(What you will do) Skip all pictures, then print the remaining material exactly.

(Exercise data)
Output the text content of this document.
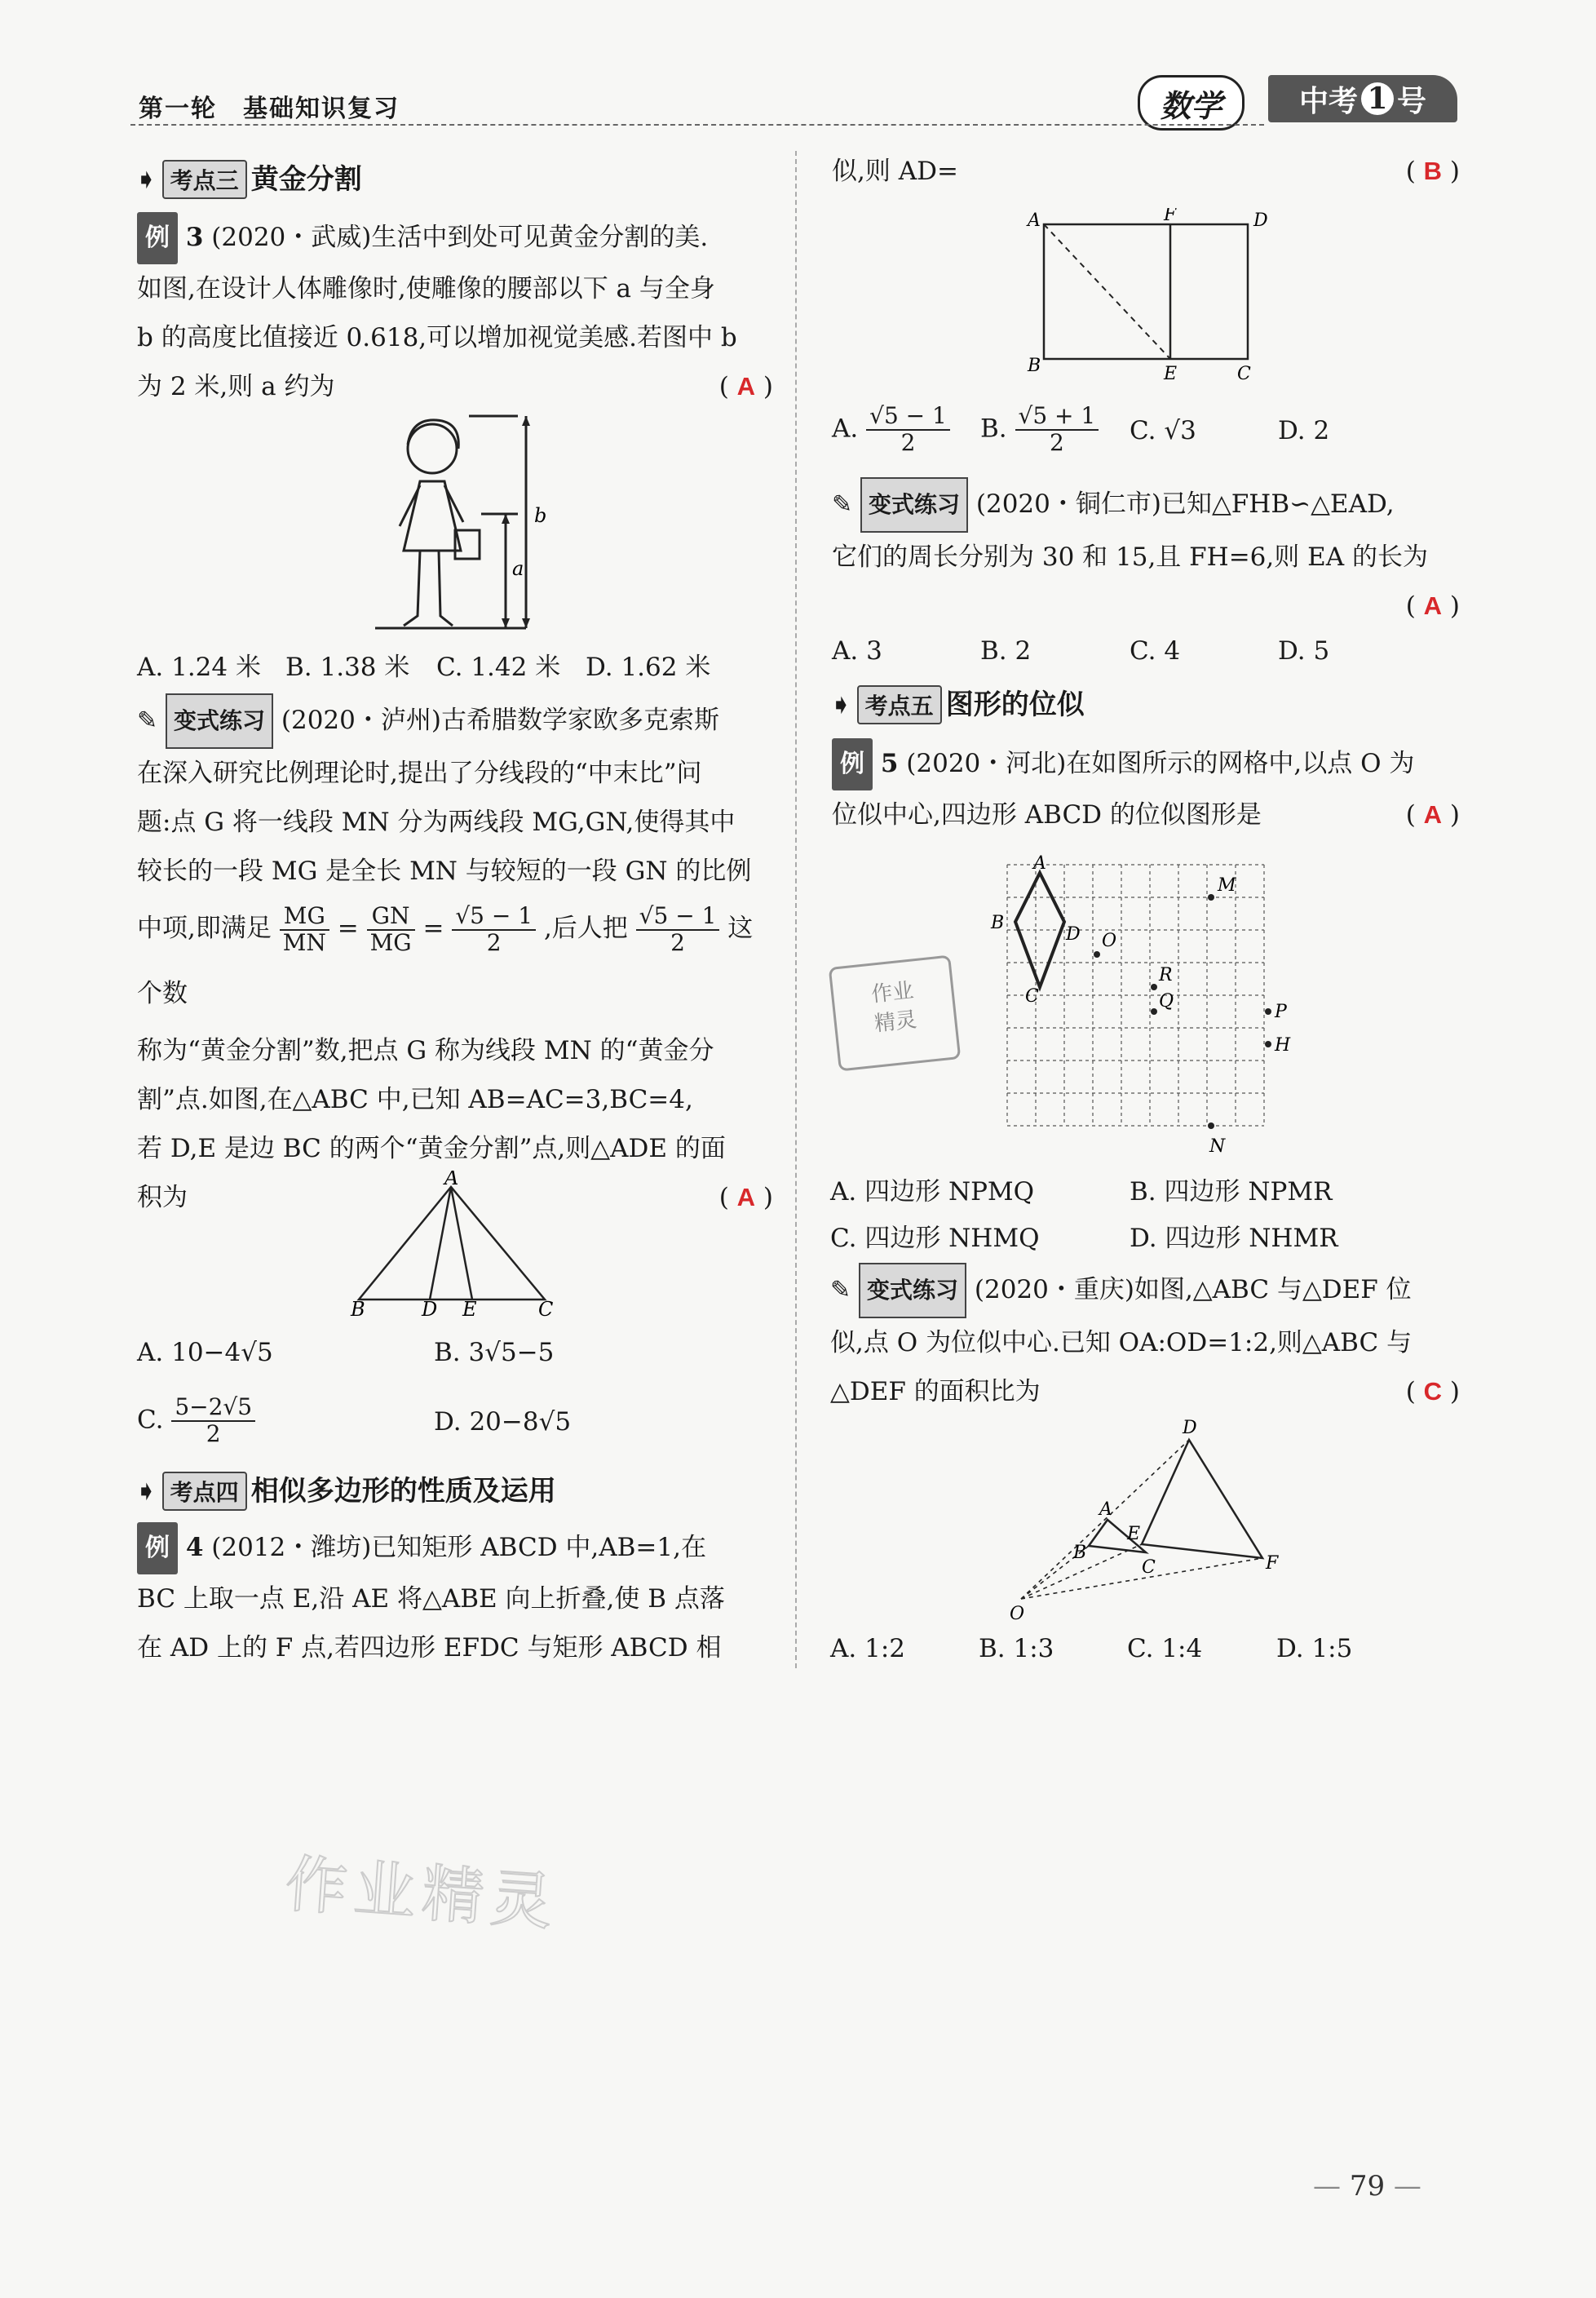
第一轮　基础知识复习	数学	中考 1 号
➧ 考点三 黄金分割
例 3 (2020・武威)生活中到处可见黄金分割的美.
如图,在设计人体雕像时,使雕像的腰部以下 a 与全身
b 的高度比值接近 0.618,可以增加视觉美感.若图中 b
为 2 米,则 a 约为	( A )
b
a
A. 1.24 米 B. 1.38 米 C. 1.42 米 D. 1.62 米
✎ 变式练习 (2020・泸州)古希腊数学家欧多克索斯
在深入研究比例理论时,提出了分线段的“中末比”问
题:点 G 将一线段 MN 分为两线段 MG,GN,使得其中
较长的一段 MG 是全长 MN 与较短的一段 GN 的比例
中项,即满足 $\frac{MG}{MN} = \frac{GN}{MG} = \frac{√5 - 1}{2}$ ,后人把 $\frac{√5 - 1}{2}$ 这个数
称为“黄金分割”数,把点 G 称为线段 MN 的“黄金分
割”点.如图,在△ABC 中,已知 AB=AC=3,BC=4,
若 D,E 是边 BC 的两个“黄金分割”点,则△ADE 的面
积为	( A )
A
B	D E	C
A. 10−4√5	B. 3√5−5
C. $\frac{5-2√5}{2}$	D. 20−8√5
➧ 考点四 相似多边形的性质及运用
例 4 (2012・潍坊)已知矩形 ABCD 中,AB=1,在
BC 上取一点 E,沿 AE 将△ABE 向上折叠,使 B 点落
在 AD 上的 F 点,若四边形 EFDC 与矩形 ABCD 相
似,则 AD=	( B )
A	F	D
B	E	C
A. $\frac{√5 - 1}{2} B$. $\frac{√5 + 1}{2} C$. √3	D. 2
✎ 变式练习 (2020・铜仁市)已知△FHB∽△EAD,
它们的周长分别为 30 和 15,且 FH=6,则 EA 的长为
( A )
A. 3	B. 2	C. 4	D. 5
➧ 考点五 图形的位似
例 5 (2020・河北)在如图所示的网格中,以点 O 为
位似中心,四边形 ABCD 的位似图形是	( A )
作业
精灵
A
B
D
C
O
M
R
Q
P
H
N
A. 四边形 NPMQ	B. 四边形 NPMR
C. 四边形 NHMQ	D. 四边形 NHMR
✎ 变式练习 (2020・重庆)如图,△ABC 与△DEF 位
似,点 O 为位似中心.已知 OA:OD=1:2,则△ABC 与
△DEF 的面积比为	( C )
D
A
E
B
C	F
O
A. 1:2	B. 1:3	C. 1:4	D. 1:5
作业精灵
— 79 —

(Final result)
Output the text content of this document.
第一轮　基础知识复习	数学	中考 1 号
➧ 考点三 黄金分割
例 3 (2020・武威)生活中到处可见黄金分割的美.
如图,在设计人体雕像时,使雕像的腰部以下 a 与全身
b 的高度比值接近 0.618,可以增加视觉美感.若图中 b
为 2 米,则 a 约为	( A )
b
a
A. 1.24 米 B. 1.38 米 C. 1.42 米 D. 1.62 米
✎ 变式练习 (2020・泸州)古希腊数学家欧多克索斯
在深入研究比例理论时,提出了分线段的“中末比”问
题:点 G 将一线段 MN 分为两线段 MG,GN,使得其中
较长的一段 MG 是全长 MN 与较短的一段 GN 的比例
中项,即满足 $\frac{MG}{MN} = \frac{GN}{MG} = \frac{√5 - 1}{2}$ ,后人把 $\frac{√5 - 1}{2}$ 这个数
称为“黄金分割”数,把点 G 称为线段 MN 的“黄金分
割”点.如图,在△ABC 中,已知 AB=AC=3,BC=4,
若 D,E 是边 BC 的两个“黄金分割”点,则△ADE 的面
积为	( A )
A
B	D E	C
A. 10−4√5	B. 3√5−5
C. $\frac{5-2√5}{2}$	D. 20−8√5
➧ 考点四 相似多边形的性质及运用
例 4 (2012・潍坊)已知矩形 ABCD 中,AB=1,在
BC 上取一点 E,沿 AE 将△ABE 向上折叠,使 B 点落
在 AD 上的 F 点,若四边形 EFDC 与矩形 ABCD 相
似,则 AD=	( B )
A	F	D
B	E	C
A. $\frac{√5 - 1}{2} B$. $\frac{√5 + 1}{2} C$. √3	D. 2
✎ 变式练习 (2020・铜仁市)已知△FHB∽△EAD,
它们的周长分别为 30 和 15,且 FH=6,则 EA 的长为
( A )
A. 3	B. 2	C. 4	D. 5
➧ 考点五 图形的位似
例 5 (2020・河北)在如图所示的网格中,以点 O 为
位似中心,四边形 ABCD 的位似图形是	( A )
作业
精灵
A
B
D
C
O
M
R
Q
P
H
N
A. 四边形 NPMQ	B. 四边形 NPMR
C. 四边形 NHMQ	D. 四边形 NHMR
✎ 变式练习 (2020・重庆)如图,△ABC 与△DEF 位
似,点 O 为位似中心.已知 OA:OD=1:2,则△ABC 与
△DEF 的面积比为	( C )
D
A
E
B
C	F
O
A. 1:2	B. 1:3	C. 1:4	D. 1:5
作业精灵
— 79 —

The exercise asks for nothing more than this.